製造業においては、在庫の「在」は「罪」である、という考えが定着している。いかに在庫を持たずにオペレーションするのかが、エクセレントオペレーションなのであるという認識は業界共通のものだろう。
しかし最近では、資源の戦略配置を考慮すると、部材、仕掛品、製品在庫、流通在庫のどこかのタイミングで、在庫を戦略的に持つ必要があると叫ばれだしている。もちろん、パナソニックも資源の戦略配置施策に着手している。
ただ、どこの段階で何をどれだけ持てばいいのか決定するには、事業全体の在庫の状況が把握できるような仕組みと、PSI(プロダクション・セールス・インベントリー)管理の仕組みを持っていないと難しい。全体俯瞰ができないと場当たり的な対応になってしまうからである。
③自社および取引先を含めたリスク管理の協業
実務的であり短期で実現できることは、自社および取引先を含めたリスク管理の協業である。取引先とは、調達先だけではなく、生産委託会社であったり、3PL(サードパーティーロジスティクス)業者であったり、販売チャネルであったり、自社に関わるサプライチェーンを構成するパートナーのことを指す。そして全体のリスク管理の協業である。
どのようなリスク管理を各社がやっているのか、自社とどう連携できるのか、についてもっと深くコミュニケーションを取っていくことが大事である。デジタルによる協働が望ましいが、まずはアナログで情報交換するところからでも早く始めることが重要である。
④可視化とアクション
実務的であり中長期スパンで取り組むべきことは、可視化とアクションである。
ここで1つの事例を紹介する。ある欧州の電気機器製造業のお客様によるスエズ運河の事故影響分析のダッシュボードの例である。これには、BlueYonder社のルミネートコントロールタワーという仕組みを活用している。
スエズで事故が起きた時点では、スエズ運河を通行していたイントランジットの貨物がどのような状態にあるかは把握しやすかったと思われる。

**提示された情報**.
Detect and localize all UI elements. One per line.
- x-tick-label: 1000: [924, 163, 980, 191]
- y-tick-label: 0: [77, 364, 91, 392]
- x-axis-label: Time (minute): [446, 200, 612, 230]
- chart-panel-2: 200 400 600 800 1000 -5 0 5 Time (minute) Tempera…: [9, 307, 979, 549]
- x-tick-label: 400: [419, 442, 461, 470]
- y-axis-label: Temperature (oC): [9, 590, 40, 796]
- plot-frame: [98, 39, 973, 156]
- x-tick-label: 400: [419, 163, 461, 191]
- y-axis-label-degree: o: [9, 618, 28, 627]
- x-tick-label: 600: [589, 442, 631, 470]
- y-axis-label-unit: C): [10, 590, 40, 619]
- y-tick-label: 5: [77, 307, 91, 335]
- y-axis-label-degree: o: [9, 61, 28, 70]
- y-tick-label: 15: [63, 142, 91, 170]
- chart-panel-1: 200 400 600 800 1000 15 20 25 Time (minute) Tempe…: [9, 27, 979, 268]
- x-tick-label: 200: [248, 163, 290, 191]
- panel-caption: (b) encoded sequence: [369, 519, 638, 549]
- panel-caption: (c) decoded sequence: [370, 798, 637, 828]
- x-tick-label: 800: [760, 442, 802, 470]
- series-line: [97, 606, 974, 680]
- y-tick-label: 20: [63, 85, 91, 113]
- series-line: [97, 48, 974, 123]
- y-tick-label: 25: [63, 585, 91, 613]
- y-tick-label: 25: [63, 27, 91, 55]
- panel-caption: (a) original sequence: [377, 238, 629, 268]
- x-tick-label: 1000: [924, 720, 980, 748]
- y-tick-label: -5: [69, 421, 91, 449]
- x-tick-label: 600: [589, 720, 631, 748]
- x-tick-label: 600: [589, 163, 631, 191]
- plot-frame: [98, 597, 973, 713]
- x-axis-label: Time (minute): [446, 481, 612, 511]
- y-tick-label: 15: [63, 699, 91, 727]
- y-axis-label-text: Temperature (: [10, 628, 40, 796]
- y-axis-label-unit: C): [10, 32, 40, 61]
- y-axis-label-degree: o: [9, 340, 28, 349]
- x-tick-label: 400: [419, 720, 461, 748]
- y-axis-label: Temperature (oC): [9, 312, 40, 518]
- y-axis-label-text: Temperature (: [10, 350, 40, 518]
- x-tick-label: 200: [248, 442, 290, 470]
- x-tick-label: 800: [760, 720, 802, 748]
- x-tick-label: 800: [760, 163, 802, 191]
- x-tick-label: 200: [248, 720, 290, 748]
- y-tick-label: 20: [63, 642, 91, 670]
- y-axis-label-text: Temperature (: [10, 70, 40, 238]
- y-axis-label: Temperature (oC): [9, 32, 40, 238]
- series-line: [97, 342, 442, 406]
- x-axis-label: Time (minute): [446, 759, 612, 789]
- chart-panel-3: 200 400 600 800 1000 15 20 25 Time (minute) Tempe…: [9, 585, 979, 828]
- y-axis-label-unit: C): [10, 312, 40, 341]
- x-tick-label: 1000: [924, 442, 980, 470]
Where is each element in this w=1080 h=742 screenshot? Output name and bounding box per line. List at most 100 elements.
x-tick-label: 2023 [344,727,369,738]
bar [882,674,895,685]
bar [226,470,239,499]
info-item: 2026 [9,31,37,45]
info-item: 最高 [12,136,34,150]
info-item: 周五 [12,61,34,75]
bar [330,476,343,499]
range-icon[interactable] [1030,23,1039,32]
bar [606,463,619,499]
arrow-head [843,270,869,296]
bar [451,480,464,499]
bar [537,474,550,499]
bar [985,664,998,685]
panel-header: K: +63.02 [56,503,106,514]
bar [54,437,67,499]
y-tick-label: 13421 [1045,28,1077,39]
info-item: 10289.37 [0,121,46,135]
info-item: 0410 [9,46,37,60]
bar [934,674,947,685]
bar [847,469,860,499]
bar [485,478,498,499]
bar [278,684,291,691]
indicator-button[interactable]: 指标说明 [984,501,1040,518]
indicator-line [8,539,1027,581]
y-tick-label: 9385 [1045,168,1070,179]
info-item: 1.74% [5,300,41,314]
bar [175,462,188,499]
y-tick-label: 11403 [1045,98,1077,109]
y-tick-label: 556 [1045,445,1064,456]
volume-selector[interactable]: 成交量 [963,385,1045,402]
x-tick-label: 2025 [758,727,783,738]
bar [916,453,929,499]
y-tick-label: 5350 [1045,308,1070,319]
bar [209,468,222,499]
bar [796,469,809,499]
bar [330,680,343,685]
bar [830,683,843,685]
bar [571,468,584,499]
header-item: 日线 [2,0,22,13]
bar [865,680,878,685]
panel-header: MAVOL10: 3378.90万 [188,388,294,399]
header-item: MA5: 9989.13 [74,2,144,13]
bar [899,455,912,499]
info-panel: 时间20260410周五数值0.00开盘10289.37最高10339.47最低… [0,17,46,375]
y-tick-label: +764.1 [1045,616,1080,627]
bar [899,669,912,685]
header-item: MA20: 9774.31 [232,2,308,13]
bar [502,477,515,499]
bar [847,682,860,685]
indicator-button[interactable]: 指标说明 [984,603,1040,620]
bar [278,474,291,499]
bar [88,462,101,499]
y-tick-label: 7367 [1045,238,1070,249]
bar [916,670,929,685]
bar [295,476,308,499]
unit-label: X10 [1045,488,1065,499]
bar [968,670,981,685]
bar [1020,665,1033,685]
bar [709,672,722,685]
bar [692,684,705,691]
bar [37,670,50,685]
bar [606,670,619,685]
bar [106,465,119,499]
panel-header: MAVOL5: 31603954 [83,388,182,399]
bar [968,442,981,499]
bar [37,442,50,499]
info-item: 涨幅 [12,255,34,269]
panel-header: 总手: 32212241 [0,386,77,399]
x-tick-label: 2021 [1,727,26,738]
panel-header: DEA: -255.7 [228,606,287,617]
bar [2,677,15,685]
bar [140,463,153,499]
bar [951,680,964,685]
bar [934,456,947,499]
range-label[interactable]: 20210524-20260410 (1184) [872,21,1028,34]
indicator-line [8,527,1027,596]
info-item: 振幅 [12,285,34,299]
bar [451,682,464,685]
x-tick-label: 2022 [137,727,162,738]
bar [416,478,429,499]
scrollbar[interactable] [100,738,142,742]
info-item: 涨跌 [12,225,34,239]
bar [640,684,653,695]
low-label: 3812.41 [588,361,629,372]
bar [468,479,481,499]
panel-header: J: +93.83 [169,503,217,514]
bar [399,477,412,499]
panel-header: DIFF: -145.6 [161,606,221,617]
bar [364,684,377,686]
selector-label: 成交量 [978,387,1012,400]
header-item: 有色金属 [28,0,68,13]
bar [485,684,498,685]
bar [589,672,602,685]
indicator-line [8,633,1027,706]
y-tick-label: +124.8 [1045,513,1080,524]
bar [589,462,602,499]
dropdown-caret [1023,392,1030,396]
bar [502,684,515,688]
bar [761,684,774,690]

**課題の内容**.
本文抜粋を「しかし最近では、資源の戦略配」の語から始めて「体のリスク管理の協業である。」の語のあとまで書き直す。その際、「取引先」はすべて「協力会社」に置き換える。 記録はここでは使わない。

**解答欄**.
しかし最近では、資源の戦略配置を考慮すると、部材、仕掛品、製品在庫、流通在庫のどこかのタイミングで、在庫を戦略的に持つ必要があると叫ばれだしている。もちろん、パナソニックも資源の戦略配置施策に着手している。
ただ、どこの段階で何をどれだけ持てばいいのか決定するには、事業全体の在庫の状況が把握できるような仕組みと、PSI(プロダクション・セールス・インベントリー)管理の仕組みを持っていないと難しい。全体俯瞰ができないと場当たり的な対応になってしまうからである。
③自社および協力会社を含めたリスク管理の協業
実務的であり短期で実現できることは、自社および協力会社を含めたリスク管理の協業である。協力会社とは、調達先だけではなく、生産委託会社であったり、3PL(サードパーティーロジスティクス)業者であったり、販売チャネルであったり、自社に関わるサプライチェーンを構成するパートナーのことを指す。そして全体のリスク管理の協業である。